JOB
Each line that holds the word "this" counts once; give the total number of such lines and nothing else.

Saved data entries
■ ■ ■ ■

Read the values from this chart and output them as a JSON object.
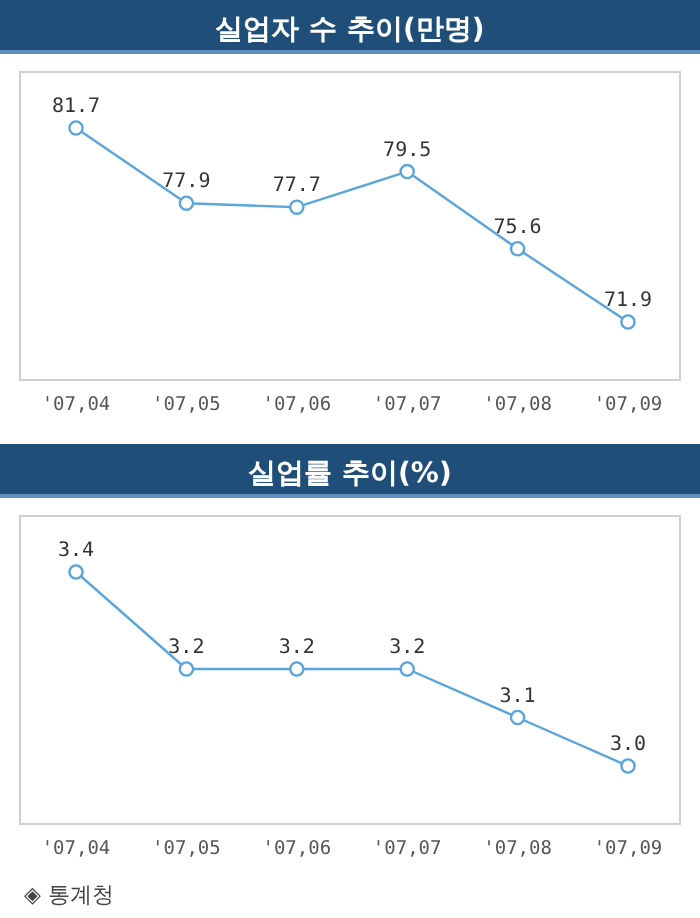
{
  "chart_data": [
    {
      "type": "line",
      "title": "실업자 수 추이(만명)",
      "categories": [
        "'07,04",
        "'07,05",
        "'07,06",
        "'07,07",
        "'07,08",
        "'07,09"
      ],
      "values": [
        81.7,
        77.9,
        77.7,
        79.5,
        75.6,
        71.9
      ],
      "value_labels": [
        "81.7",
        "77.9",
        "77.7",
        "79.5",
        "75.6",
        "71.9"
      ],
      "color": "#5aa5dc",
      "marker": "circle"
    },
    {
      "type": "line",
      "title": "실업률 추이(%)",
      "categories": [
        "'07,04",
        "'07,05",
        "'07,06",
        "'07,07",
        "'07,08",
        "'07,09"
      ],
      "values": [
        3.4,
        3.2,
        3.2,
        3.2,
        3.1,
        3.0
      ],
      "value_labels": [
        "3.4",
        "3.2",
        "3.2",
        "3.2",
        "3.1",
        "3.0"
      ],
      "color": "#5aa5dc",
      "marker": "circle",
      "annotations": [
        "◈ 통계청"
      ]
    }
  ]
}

■ ■ ■ ■

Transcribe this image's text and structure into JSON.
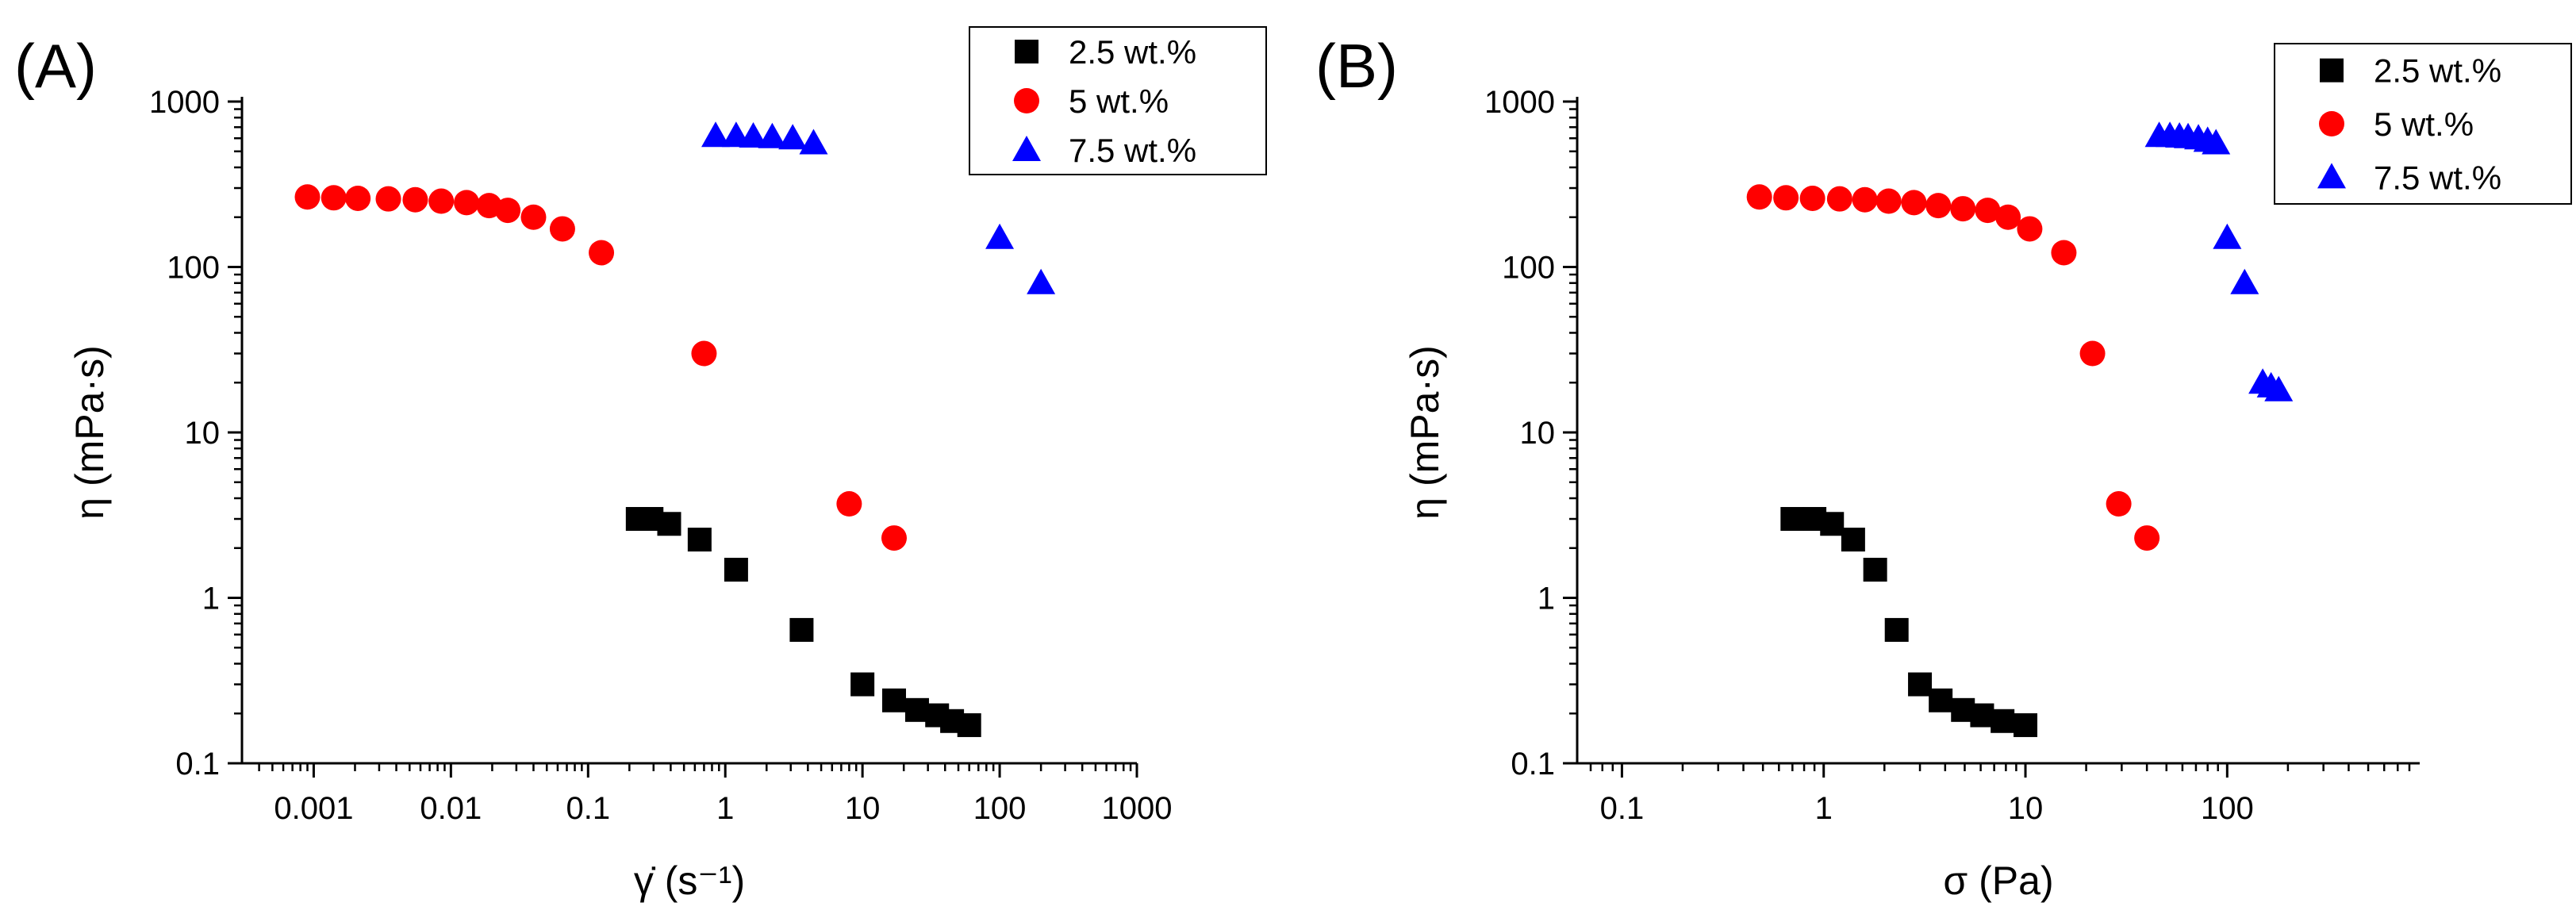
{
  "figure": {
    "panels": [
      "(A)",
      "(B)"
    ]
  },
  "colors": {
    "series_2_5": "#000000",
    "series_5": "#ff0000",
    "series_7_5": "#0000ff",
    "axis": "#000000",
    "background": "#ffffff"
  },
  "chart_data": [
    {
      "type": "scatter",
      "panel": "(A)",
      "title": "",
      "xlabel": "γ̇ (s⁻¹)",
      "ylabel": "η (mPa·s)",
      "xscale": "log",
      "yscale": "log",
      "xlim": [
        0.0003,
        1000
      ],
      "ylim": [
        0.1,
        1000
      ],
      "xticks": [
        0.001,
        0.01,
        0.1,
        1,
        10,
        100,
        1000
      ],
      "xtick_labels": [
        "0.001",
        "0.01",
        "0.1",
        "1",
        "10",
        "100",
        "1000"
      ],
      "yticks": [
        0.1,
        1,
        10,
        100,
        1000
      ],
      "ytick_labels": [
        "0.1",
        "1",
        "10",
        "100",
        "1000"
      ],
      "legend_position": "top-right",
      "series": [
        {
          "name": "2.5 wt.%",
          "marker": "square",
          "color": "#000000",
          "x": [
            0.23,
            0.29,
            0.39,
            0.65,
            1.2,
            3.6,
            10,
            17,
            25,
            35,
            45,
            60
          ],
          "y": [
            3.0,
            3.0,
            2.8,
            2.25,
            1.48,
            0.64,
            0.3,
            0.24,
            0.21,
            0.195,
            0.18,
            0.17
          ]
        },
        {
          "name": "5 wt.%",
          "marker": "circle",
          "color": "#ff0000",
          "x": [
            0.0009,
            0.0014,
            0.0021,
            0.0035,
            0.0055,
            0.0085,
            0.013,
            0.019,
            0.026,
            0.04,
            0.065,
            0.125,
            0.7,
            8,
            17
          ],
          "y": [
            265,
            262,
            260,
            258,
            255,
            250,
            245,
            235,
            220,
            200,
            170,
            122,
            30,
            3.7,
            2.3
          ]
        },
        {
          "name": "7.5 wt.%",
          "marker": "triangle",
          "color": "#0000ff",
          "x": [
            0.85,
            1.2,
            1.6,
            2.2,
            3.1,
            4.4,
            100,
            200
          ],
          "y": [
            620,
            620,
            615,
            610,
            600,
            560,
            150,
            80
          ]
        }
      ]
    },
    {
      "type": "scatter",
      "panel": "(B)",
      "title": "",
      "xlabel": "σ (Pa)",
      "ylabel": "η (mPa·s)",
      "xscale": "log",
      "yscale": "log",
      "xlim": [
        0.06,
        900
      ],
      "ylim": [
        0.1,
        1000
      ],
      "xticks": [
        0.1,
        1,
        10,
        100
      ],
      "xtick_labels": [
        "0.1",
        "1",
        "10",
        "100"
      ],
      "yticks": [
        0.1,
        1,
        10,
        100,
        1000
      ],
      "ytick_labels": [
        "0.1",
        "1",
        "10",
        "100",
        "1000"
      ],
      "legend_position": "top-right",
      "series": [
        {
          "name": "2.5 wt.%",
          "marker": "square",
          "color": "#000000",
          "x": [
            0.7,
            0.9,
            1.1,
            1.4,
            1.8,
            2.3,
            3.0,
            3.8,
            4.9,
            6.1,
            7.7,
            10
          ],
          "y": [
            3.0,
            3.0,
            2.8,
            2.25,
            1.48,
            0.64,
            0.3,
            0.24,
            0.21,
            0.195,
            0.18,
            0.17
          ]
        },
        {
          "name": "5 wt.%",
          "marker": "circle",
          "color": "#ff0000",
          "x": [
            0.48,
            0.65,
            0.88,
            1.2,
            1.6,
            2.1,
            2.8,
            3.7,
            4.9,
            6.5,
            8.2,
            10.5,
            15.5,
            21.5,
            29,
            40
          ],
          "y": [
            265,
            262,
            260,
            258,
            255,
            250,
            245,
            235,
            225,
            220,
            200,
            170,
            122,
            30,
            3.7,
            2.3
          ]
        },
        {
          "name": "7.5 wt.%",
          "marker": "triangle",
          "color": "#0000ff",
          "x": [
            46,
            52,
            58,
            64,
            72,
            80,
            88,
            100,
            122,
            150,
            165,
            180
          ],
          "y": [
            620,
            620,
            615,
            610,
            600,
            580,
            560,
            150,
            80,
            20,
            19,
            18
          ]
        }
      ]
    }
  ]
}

■ ■ ■ ■

FULL OUTPUT
2